:: WHAT TO PRODUCE ::
Omit every picture, then give all the entries again exactly.

:: PROVIDED ENTRIES ::
========

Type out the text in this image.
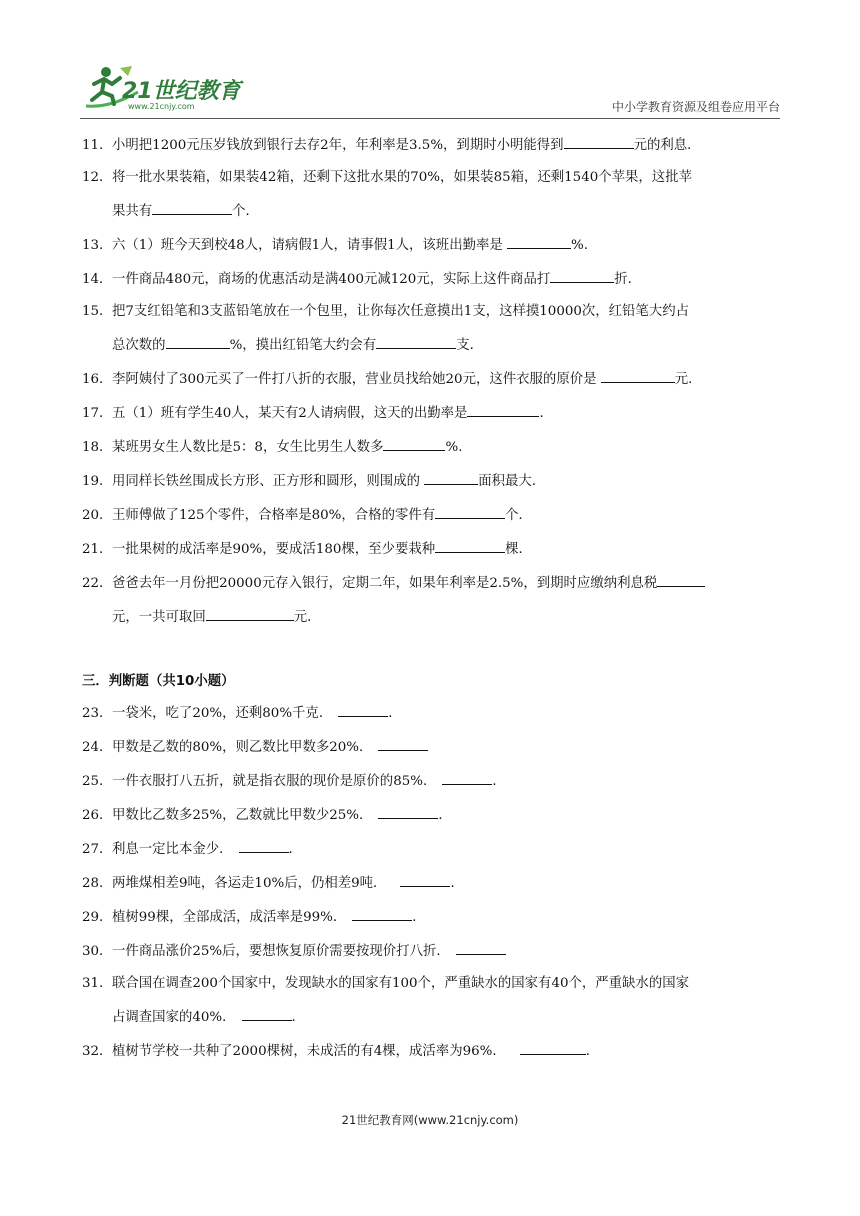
21世纪教育
www.21cnjy.com	中小学教育资源及组卷应用平台

11．小明把1200元压岁钱放到银行去存2年，年利率是3.5%，到期时小明能得到	元的利息．

12．将一批水果装箱，如果装42箱，还剩下这批水果的70%，如果装85箱，还剩1540个苹果，这批苹

果共有	个．

13．六（1）班今天到校48人，请病假1人，请事假1人，该班出勤率是	%.

14．一件商品480元，商场的优惠活动是满400元减120元，实际上这件商品打	折．

15．把7支红铅笔和3支蓝铅笔放在一个包里，让你每次任意摸出1支，这样摸10000次，红铅笔大约占

总次数的	%，摸出红铅笔大约会有	支．

16．李阿姨付了300元买了一件打八折的衣服，营业员找给她20元，这件衣服的原价是	元．

17．五（1）班有学生40人，某天有2人请病假，这天的出勤率是	．

18．某班男女生人数比是5：8，女生比男生人数多	%.

19．用同样长铁丝围成长方形、正方形和圆形，则围成的	面积最大.

20．王师傅做了125个零件，合格率是80%，合格的零件有	个．

21．一批果树的成活率是90%，要成活180棵，至少要栽种	棵．

22．爸爸去年一月份把20000元存入银行，定期二年，如果年利率是2.5%，到期时应缴纳利息税

元，一共可取回	元．

三．判断题（共10小题）

23．一袋米，吃了20%，还剩80%千克．	．

24．甲数是乙数的80%，则乙数比甲数多20%．

25．一件衣服打八五折，就是指衣服的现价是原价的85%．	．

26．甲数比乙数多25%，乙数就比甲数少25%．	．

27．利息一定比本金少．	．

28．两堆煤相差9吨，各运走10%后，仍相差9吨．	．

29．植树99棵，全部成活，成活率是99%．	．

30．一件商品涨价25%后，要想恢复原价需要按现价打八折．

31．联合国在调查200个国家中，发现缺水的国家有100个，严重缺水的国家有40个，严重缺水的国家

占调查国家的40%．	．

32．植树节学校一共种了2000棵树，未成活的有4棵，成活率为96%．	．

21世纪教育网(www.21cnjy.com)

========

:: ANSWER TO THIS EXERCISE ::
Type out the text in this image.
21世纪教育
www.21cnjy.com	中小学教育资源及组卷应用平台

11．小明把1200元压岁钱放到银行去存2年，年利率是3.5%，到期时小明能得到	元的利息．

12．将一批水果装箱，如果装42箱，还剩下这批水果的70%，如果装85箱，还剩1540个苹果，这批苹

果共有	个．

13．六（1）班今天到校48人，请病假1人，请事假1人，该班出勤率是	%.

14．一件商品480元，商场的优惠活动是满400元减120元，实际上这件商品打	折．

15．把7支红铅笔和3支蓝铅笔放在一个包里，让你每次任意摸出1支，这样摸10000次，红铅笔大约占

总次数的	%，摸出红铅笔大约会有	支．

16．李阿姨付了300元买了一件打八折的衣服，营业员找给她20元，这件衣服的原价是	元．

17．五（1）班有学生40人，某天有2人请病假，这天的出勤率是	．

18．某班男女生人数比是5：8，女生比男生人数多	%.

19．用同样长铁丝围成长方形、正方形和圆形，则围成的	面积最大.

20．王师傅做了125个零件，合格率是80%，合格的零件有	个．

21．一批果树的成活率是90%，要成活180棵，至少要栽种	棵．

22．爸爸去年一月份把20000元存入银行，定期二年，如果年利率是2.5%，到期时应缴纳利息税

元，一共可取回	元．

三．判断题（共10小题）

23．一袋米，吃了20%，还剩80%千克．	．

24．甲数是乙数的80%，则乙数比甲数多20%．

25．一件衣服打八五折，就是指衣服的现价是原价的85%．	．

26．甲数比乙数多25%，乙数就比甲数少25%．	．

27．利息一定比本金少．	．

28．两堆煤相差9吨，各运走10%后，仍相差9吨．	．

29．植树99棵，全部成活，成活率是99%．	．

30．一件商品涨价25%后，要想恢复原价需要按现价打八折．

31．联合国在调查200个国家中，发现缺水的国家有100个，严重缺水的国家有40个，严重缺水的国家

占调查国家的40%．	．

32．植树节学校一共种了2000棵树，未成活的有4棵，成活率为96%．	．

21世纪教育网(www.21cnjy.com)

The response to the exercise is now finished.